- Exercise material:
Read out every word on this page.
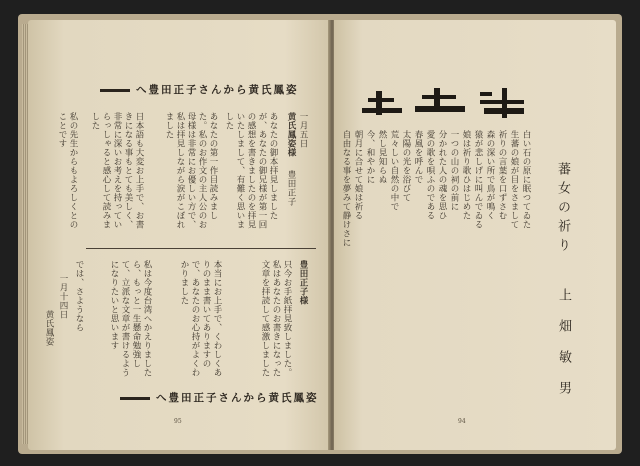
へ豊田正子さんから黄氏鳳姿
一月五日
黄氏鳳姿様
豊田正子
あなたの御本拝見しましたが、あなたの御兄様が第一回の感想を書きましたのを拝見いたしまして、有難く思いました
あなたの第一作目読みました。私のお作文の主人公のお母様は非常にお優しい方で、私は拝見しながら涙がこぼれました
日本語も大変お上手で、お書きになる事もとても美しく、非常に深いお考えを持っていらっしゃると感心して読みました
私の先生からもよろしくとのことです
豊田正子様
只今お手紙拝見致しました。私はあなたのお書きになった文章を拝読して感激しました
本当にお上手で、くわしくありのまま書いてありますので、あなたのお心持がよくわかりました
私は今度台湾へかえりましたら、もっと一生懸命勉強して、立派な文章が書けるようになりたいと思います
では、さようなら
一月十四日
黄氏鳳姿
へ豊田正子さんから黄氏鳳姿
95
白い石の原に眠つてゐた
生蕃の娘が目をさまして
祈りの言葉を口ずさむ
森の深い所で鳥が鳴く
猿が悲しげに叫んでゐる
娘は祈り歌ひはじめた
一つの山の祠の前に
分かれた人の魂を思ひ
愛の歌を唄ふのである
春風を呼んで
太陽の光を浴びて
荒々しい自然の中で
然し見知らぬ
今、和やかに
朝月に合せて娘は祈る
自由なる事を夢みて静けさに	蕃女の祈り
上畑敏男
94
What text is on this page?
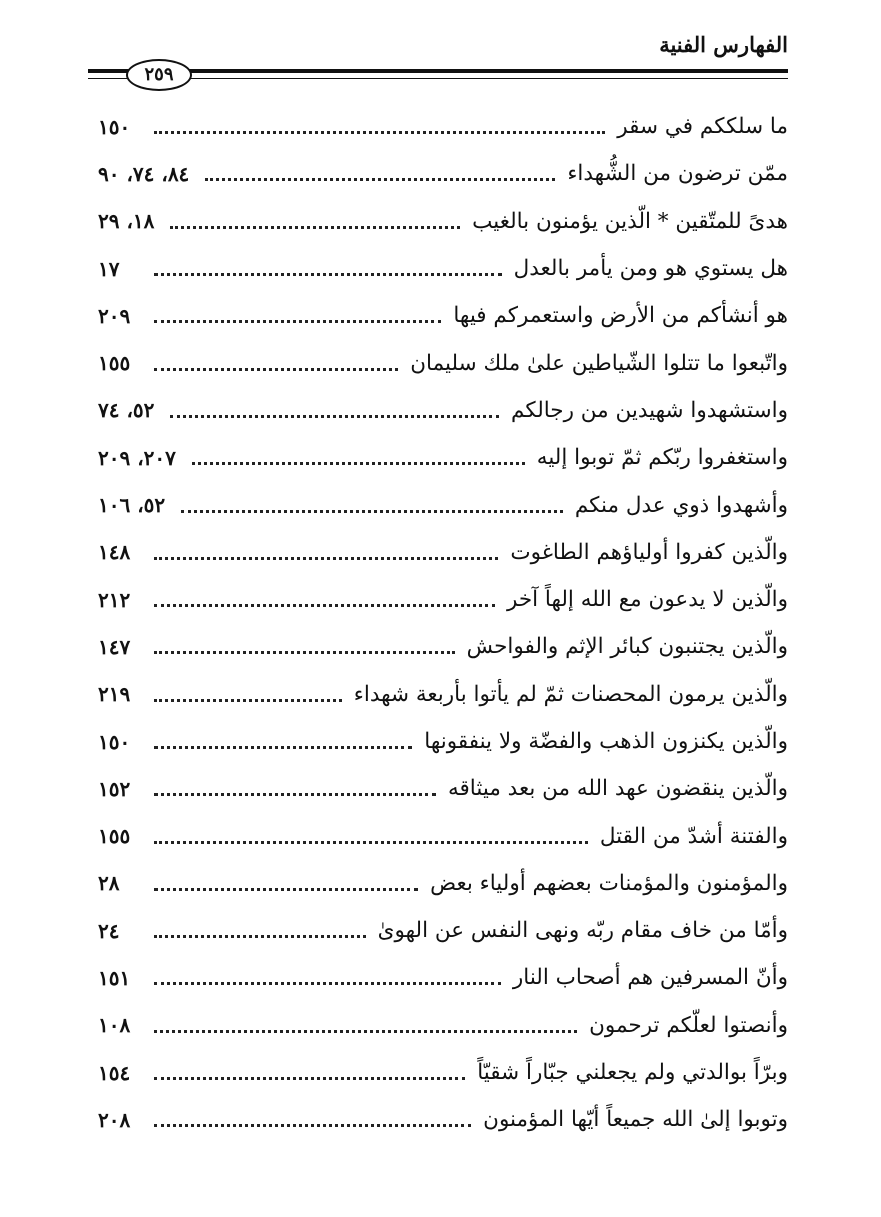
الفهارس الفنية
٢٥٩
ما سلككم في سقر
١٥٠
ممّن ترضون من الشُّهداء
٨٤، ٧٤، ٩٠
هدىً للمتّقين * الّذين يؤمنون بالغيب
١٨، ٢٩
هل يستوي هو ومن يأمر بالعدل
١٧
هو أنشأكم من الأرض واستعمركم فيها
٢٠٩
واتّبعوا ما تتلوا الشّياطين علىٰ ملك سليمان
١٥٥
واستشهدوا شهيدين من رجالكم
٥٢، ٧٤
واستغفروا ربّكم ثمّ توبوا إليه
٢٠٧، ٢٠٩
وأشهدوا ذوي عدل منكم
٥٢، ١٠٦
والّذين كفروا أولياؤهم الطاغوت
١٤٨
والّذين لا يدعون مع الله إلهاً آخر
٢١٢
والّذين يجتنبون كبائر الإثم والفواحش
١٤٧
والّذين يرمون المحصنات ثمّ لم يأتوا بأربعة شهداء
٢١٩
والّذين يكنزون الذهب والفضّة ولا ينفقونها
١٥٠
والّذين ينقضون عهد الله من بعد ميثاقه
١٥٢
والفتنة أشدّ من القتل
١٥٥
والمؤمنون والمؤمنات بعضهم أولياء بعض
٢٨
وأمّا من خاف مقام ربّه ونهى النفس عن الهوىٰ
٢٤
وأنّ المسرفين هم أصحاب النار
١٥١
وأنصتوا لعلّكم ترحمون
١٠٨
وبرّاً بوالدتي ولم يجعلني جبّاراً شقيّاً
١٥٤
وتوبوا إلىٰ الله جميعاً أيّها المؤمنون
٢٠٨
...
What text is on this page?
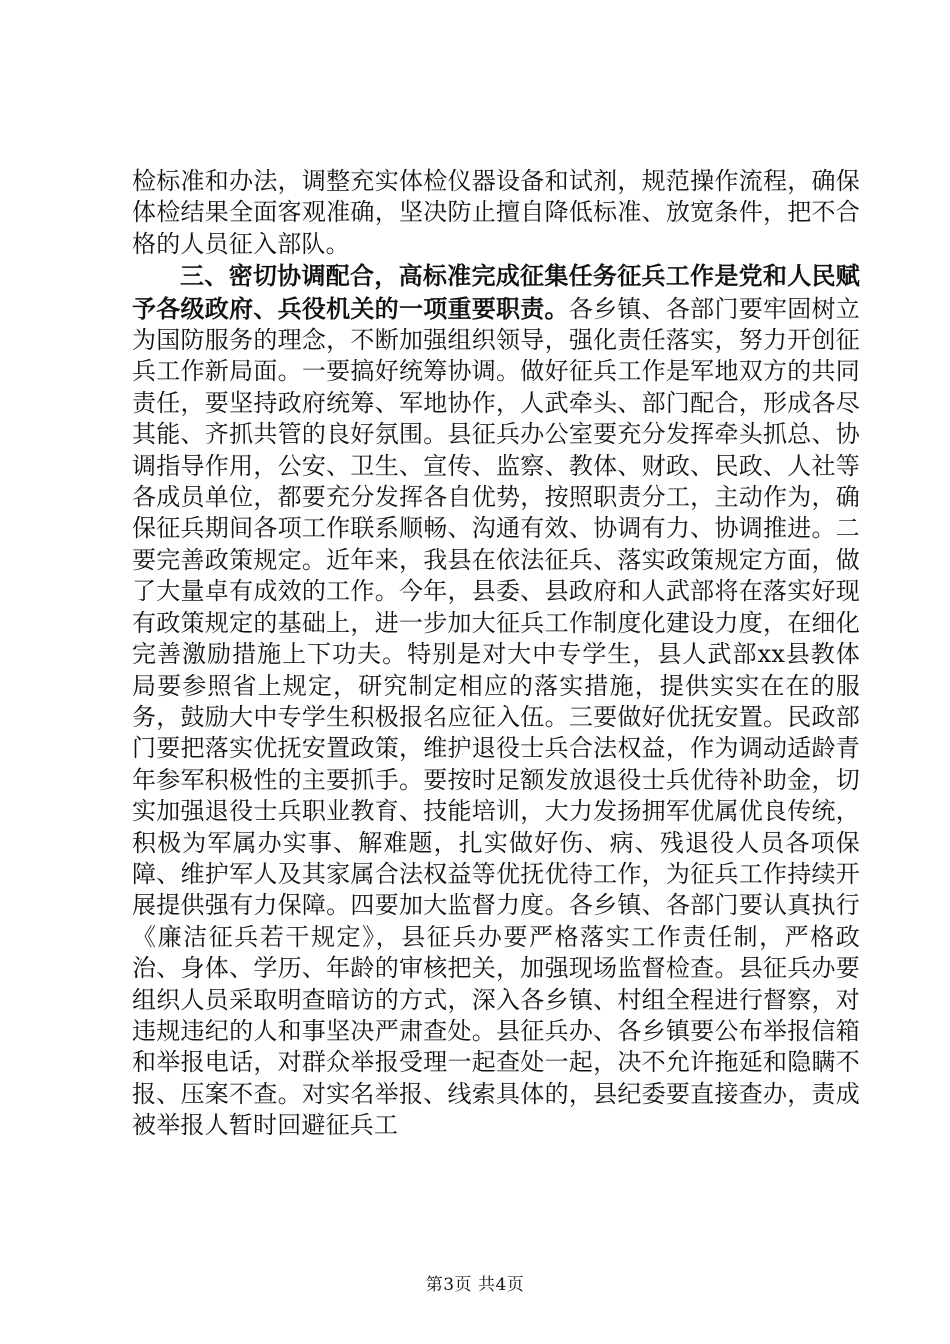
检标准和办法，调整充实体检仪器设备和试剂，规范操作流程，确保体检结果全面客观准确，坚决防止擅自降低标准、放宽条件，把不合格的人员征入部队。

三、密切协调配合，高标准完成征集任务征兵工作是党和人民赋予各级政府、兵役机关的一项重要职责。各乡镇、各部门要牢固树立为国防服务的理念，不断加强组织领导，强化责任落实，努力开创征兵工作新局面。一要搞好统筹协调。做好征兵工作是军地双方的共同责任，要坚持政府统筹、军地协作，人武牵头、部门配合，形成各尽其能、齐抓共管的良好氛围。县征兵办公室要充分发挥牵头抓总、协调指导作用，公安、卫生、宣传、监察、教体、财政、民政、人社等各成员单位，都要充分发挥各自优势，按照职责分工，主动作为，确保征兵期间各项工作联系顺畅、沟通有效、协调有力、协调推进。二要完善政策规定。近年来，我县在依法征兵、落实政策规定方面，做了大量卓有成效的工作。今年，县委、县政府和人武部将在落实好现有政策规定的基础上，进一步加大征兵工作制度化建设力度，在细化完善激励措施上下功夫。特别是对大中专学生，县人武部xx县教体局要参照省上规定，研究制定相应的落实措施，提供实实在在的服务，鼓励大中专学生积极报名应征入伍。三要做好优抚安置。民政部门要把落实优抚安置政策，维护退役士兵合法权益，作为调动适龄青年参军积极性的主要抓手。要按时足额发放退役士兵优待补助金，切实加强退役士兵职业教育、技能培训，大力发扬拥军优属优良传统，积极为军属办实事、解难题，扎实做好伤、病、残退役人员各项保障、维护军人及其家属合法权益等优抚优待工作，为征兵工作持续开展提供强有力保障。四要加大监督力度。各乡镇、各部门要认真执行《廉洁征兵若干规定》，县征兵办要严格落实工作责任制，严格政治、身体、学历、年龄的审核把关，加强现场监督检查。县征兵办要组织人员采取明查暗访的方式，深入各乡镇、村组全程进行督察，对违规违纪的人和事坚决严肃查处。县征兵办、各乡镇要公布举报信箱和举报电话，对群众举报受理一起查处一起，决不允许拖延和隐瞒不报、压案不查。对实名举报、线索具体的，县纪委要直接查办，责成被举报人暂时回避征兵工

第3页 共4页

- Task directions: Search the listing for the word "الله" and return each line that holds it.

- Written solution:
والّذين لا يدعون مع الله إلهاً آخر
والّذين ينقضون عهد الله من بعد ميثاقه
وتوبوا إلىٰ الله جميعاً أيّها المؤمنون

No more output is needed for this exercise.